INPUT RECORDS
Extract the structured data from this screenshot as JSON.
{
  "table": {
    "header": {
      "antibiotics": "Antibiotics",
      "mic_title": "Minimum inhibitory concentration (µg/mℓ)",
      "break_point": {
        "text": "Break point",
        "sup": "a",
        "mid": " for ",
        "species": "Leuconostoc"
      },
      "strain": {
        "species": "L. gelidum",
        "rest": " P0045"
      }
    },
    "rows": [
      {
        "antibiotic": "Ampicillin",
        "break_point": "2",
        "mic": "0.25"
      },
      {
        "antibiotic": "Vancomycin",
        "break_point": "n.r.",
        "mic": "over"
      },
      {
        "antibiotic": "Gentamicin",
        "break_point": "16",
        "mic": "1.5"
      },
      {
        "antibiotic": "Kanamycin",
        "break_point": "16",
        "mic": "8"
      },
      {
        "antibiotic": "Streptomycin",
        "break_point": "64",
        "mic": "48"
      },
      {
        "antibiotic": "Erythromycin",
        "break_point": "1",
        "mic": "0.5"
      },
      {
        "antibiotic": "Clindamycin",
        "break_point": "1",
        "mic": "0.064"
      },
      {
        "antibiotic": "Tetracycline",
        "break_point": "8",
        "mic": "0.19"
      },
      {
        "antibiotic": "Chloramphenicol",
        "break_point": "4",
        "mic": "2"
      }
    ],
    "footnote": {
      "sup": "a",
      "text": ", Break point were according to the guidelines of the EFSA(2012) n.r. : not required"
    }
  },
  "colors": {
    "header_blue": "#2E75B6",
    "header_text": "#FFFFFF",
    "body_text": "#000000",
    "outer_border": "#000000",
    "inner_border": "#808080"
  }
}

REQUIREMENT
Copy all the entries verbatim.

THE RESPONSE
Extract the structured data from this screenshot as JSON.
{
  "table": {
    "header": {
      "antibiotics": "Antibiotics",
      "mic_title": "Minimum inhibitory concentration (µg/mℓ)",
      "break_point": {
        "text": "Break point",
        "sup": "a",
        "mid": " for ",
        "species": "Leuconostoc"
      },
      "strain": {
        "species": "L. gelidum",
        "rest": " P0045"
      }
    },
    "rows": [
      {
        "antibiotic": "Ampicillin",
        "break_point": "2",
        "mic": "0.25"
      },
      {
        "antibiotic": "Vancomycin",
        "break_point": "n.r.",
        "mic": "over"
      },
      {
        "antibiotic": "Gentamicin",
        "break_point": "16",
        "mic": "1.5"
      },
      {
        "antibiotic": "Kanamycin",
        "break_point": "16",
        "mic": "8"
      },
      {
        "antibiotic": "Streptomycin",
        "break_point": "64",
        "mic": "48"
      },
      {
        "antibiotic": "Erythromycin",
        "break_point": "1",
        "mic": "0.5"
      },
      {
        "antibiotic": "Clindamycin",
        "break_point": "1",
        "mic": "0.064"
      },
      {
        "antibiotic": "Tetracycline",
        "break_point": "8",
        "mic": "0.19"
      },
      {
        "antibiotic": "Chloramphenicol",
        "break_point": "4",
        "mic": "2"
      }
    ],
    "footnote": {
      "sup": "a",
      "text": ", Break point were according to the guidelines of the EFSA(2012) n.r. : not required"
    }
  },
  "colors": {
    "header_blue": "#2E75B6",
    "header_text": "#FFFFFF",
    "body_text": "#000000",
    "outer_border": "#000000",
    "inner_border": "#808080"
  }
}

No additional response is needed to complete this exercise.